▸ **Problem details**:
Write every line out verbatim and omit the pictures.

>>>

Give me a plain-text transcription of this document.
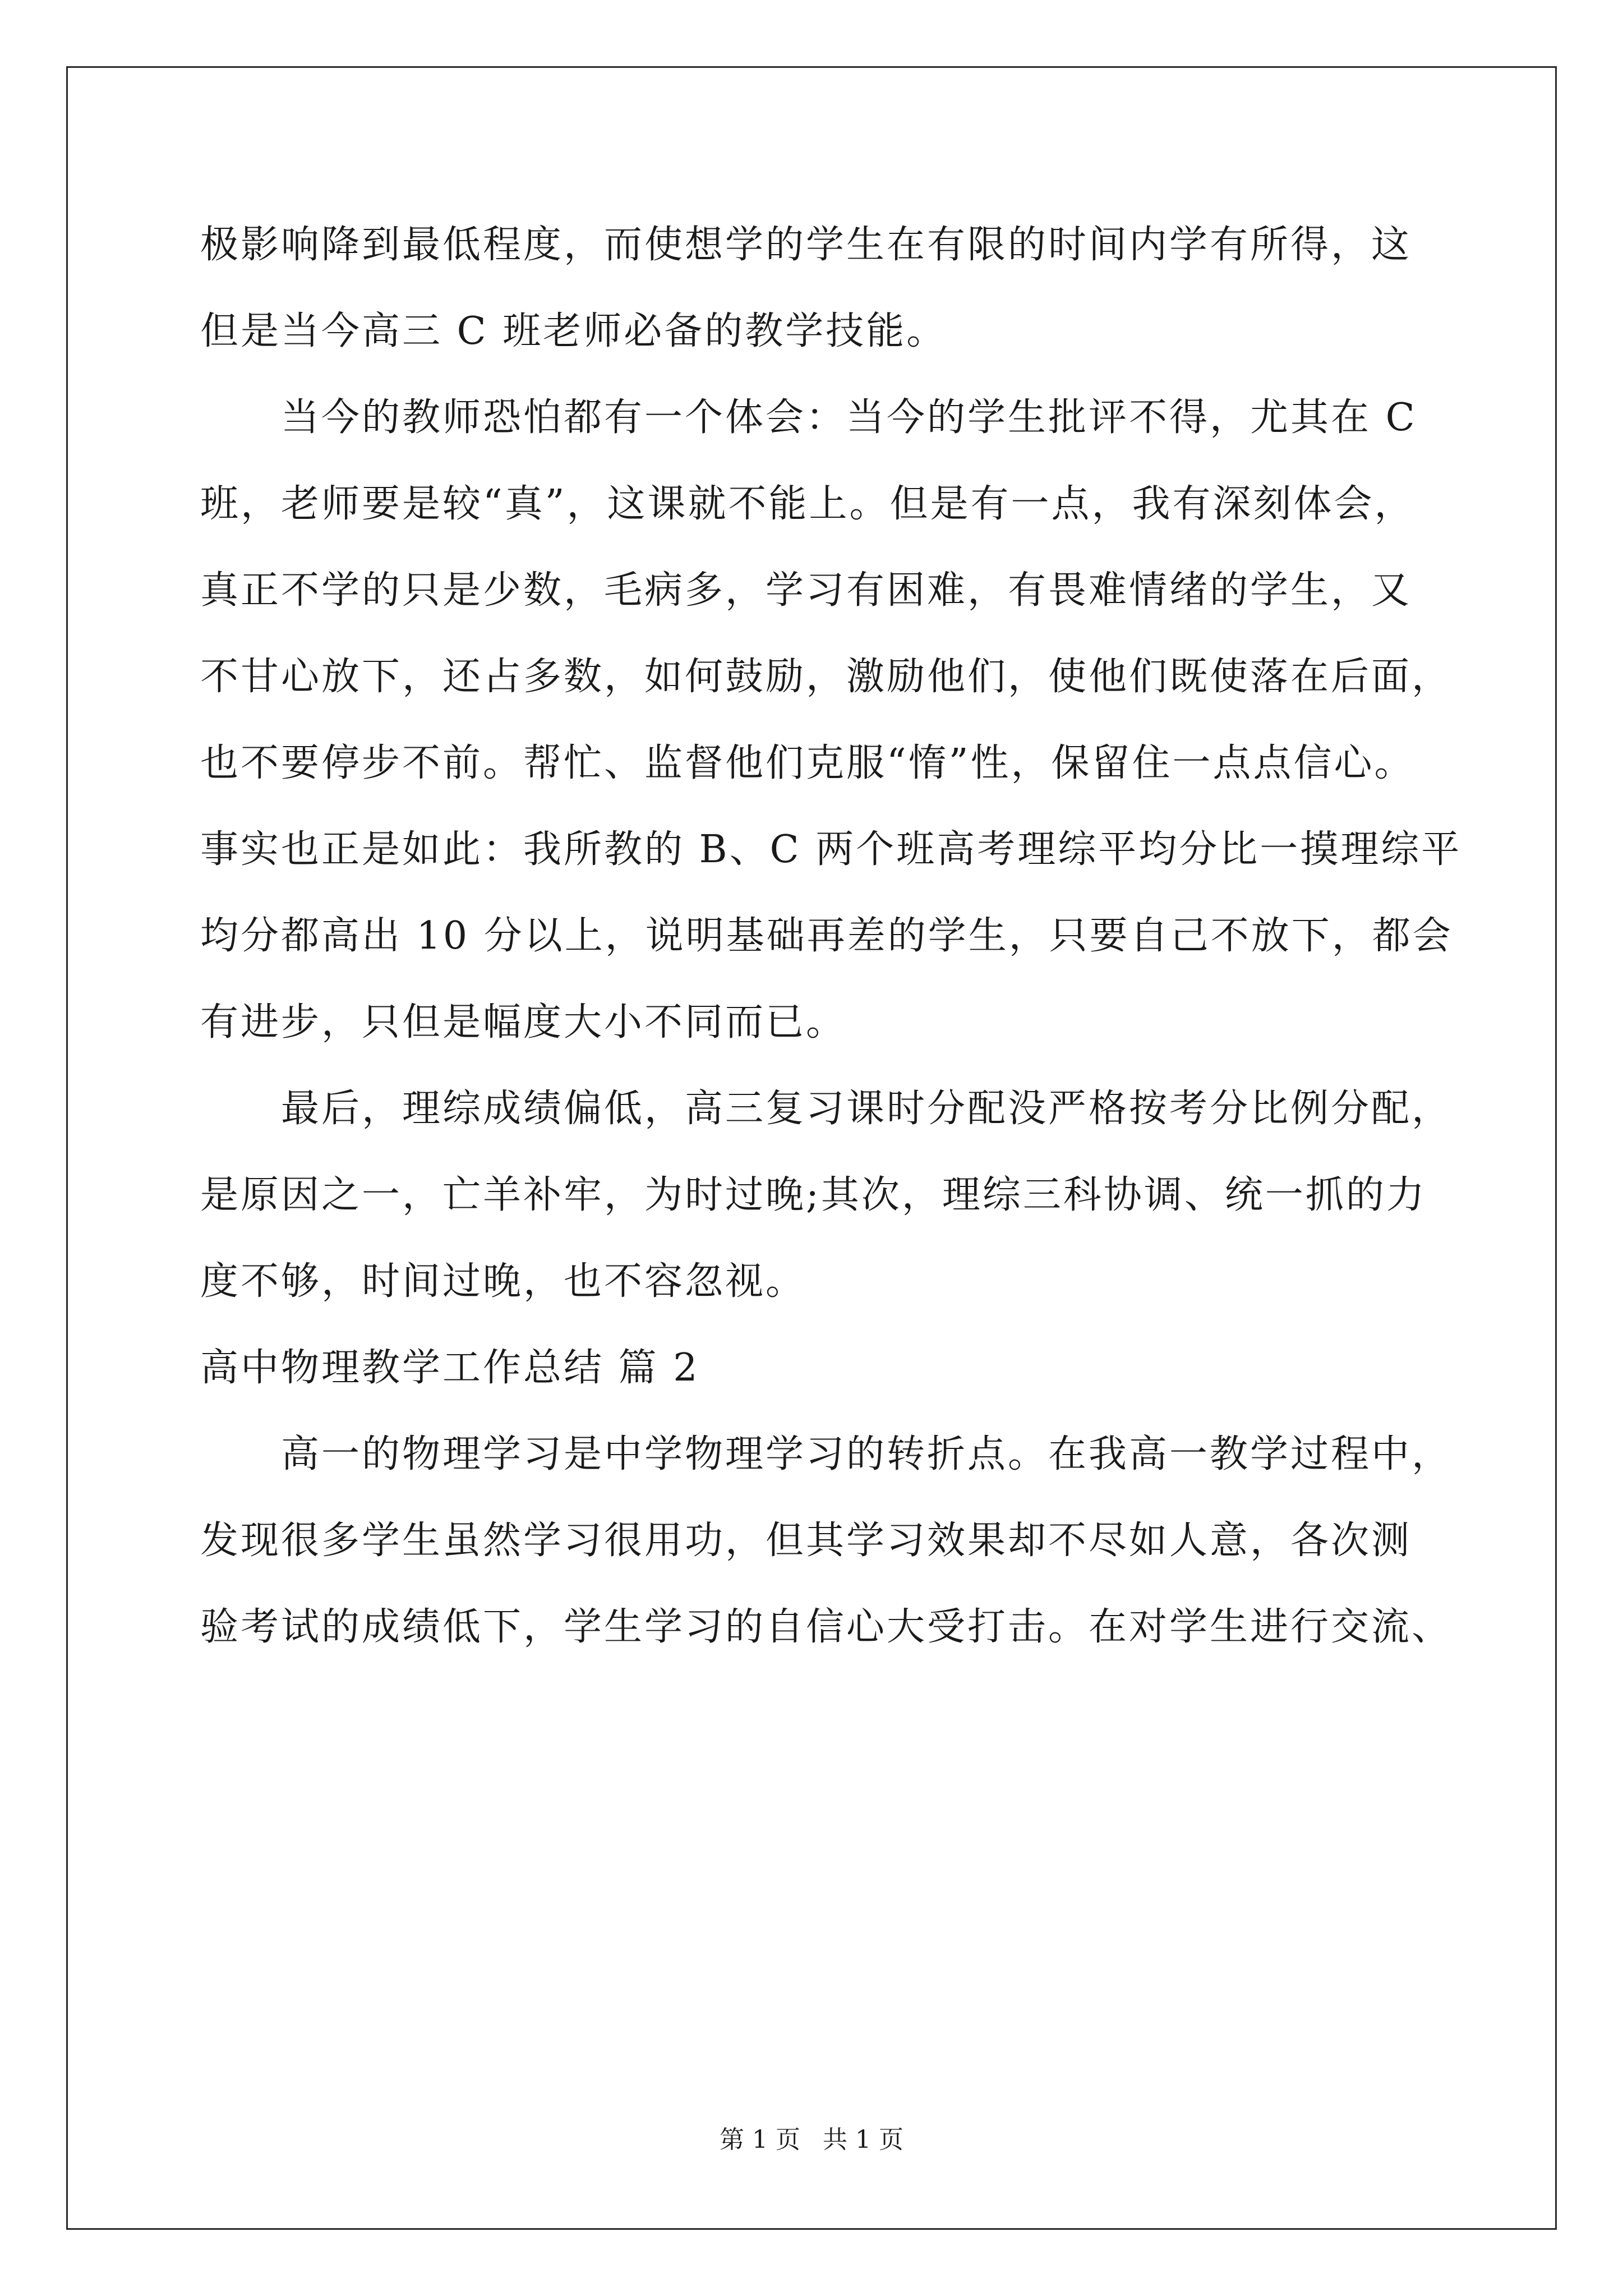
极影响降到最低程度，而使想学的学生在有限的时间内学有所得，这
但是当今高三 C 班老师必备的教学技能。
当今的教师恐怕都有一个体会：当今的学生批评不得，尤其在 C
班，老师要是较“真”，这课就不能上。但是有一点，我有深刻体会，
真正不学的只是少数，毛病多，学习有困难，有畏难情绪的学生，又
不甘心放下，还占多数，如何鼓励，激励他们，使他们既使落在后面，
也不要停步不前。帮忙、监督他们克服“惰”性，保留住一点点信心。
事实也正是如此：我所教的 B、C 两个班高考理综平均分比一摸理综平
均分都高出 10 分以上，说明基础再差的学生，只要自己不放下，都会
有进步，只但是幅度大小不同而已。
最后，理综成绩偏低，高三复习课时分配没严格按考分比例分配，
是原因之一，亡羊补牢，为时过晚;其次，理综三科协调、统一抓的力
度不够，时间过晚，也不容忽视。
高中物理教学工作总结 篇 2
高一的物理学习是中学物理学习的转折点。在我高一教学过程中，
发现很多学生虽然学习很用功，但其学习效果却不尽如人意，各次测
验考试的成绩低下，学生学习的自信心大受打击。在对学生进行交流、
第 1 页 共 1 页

<<<

▸ **Exercise answer**:
Give me a plain-text transcription of this document.
极影响降到最低程度，而使想学的学生在有限的时间内学有所得，这
但是当今高三 C 班老师必备的教学技能。
当今的教师恐怕都有一个体会：当今的学生批评不得，尤其在 C
班，老师要是较“真”，这课就不能上。但是有一点，我有深刻体会，
真正不学的只是少数，毛病多，学习有困难，有畏难情绪的学生，又
不甘心放下，还占多数，如何鼓励，激励他们，使他们既使落在后面，
也不要停步不前。帮忙、监督他们克服“惰”性，保留住一点点信心。
事实也正是如此：我所教的 B、C 两个班高考理综平均分比一摸理综平
均分都高出 10 分以上，说明基础再差的学生，只要自己不放下，都会
有进步，只但是幅度大小不同而已。
最后，理综成绩偏低，高三复习课时分配没严格按考分比例分配，
是原因之一，亡羊补牢，为时过晚;其次，理综三科协调、统一抓的力
度不够，时间过晚，也不容忽视。
高中物理教学工作总结 篇 2
高一的物理学习是中学物理学习的转折点。在我高一教学过程中，
发现很多学生虽然学习很用功，但其学习效果却不尽如人意，各次测
验考试的成绩低下，学生学习的自信心大受打击。在对学生进行交流、
第 1 页 共 1 页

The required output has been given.